Entries supplied ▸

┌──

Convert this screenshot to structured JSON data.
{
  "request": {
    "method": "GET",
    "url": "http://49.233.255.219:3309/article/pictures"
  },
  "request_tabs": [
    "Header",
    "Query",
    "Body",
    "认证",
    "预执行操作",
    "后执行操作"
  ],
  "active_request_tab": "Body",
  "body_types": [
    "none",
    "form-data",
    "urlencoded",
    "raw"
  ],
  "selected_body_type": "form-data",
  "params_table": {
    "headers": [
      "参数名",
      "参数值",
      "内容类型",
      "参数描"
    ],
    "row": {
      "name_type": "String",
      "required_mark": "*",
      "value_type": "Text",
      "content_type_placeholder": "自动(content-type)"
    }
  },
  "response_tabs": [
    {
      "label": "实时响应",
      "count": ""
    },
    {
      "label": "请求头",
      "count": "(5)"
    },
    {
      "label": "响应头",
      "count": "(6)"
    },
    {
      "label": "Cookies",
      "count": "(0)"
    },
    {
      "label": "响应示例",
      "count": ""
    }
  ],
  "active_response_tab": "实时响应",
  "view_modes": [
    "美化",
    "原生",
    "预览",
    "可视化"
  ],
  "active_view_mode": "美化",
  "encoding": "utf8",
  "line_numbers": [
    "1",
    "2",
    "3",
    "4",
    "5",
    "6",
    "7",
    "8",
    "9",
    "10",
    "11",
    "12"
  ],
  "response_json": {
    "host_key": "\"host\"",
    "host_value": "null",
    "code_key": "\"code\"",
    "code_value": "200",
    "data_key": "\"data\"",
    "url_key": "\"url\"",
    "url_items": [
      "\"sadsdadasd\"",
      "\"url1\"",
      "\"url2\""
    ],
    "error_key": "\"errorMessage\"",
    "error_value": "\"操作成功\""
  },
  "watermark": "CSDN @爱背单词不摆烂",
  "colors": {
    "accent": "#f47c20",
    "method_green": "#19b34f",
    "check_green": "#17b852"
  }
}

└──

Task ▸
Recopy the whole listing exactly.

Correct result ▸
Convert this screenshot to structured JSON data.
{
  "request": {
    "method": "GET",
    "url": "http://49.233.255.219:3309/article/pictures"
  },
  "request_tabs": [
    "Header",
    "Query",
    "Body",
    "认证",
    "预执行操作",
    "后执行操作"
  ],
  "active_request_tab": "Body",
  "body_types": [
    "none",
    "form-data",
    "urlencoded",
    "raw"
  ],
  "selected_body_type": "form-data",
  "params_table": {
    "headers": [
      "参数名",
      "参数值",
      "内容类型",
      "参数描"
    ],
    "row": {
      "name_type": "String",
      "required_mark": "*",
      "value_type": "Text",
      "content_type_placeholder": "自动(content-type)"
    }
  },
  "response_tabs": [
    {
      "label": "实时响应",
      "count": ""
    },
    {
      "label": "请求头",
      "count": "(5)"
    },
    {
      "label": "响应头",
      "count": "(6)"
    },
    {
      "label": "Cookies",
      "count": "(0)"
    },
    {
      "label": "响应示例",
      "count": ""
    }
  ],
  "active_response_tab": "实时响应",
  "view_modes": [
    "美化",
    "原生",
    "预览",
    "可视化"
  ],
  "active_view_mode": "美化",
  "encoding": "utf8",
  "line_numbers": [
    "1",
    "2",
    "3",
    "4",
    "5",
    "6",
    "7",
    "8",
    "9",
    "10",
    "11",
    "12"
  ],
  "response_json": {
    "host_key": "\"host\"",
    "host_value": "null",
    "code_key": "\"code\"",
    "code_value": "200",
    "data_key": "\"data\"",
    "url_key": "\"url\"",
    "url_items": [
      "\"sadsdadasd\"",
      "\"url1\"",
      "\"url2\""
    ],
    "error_key": "\"errorMessage\"",
    "error_value": "\"操作成功\""
  },
  "watermark": "CSDN @爱背单词不摆烂",
  "colors": {
    "accent": "#f47c20",
    "method_green": "#19b34f",
    "check_green": "#17b852"
  }
}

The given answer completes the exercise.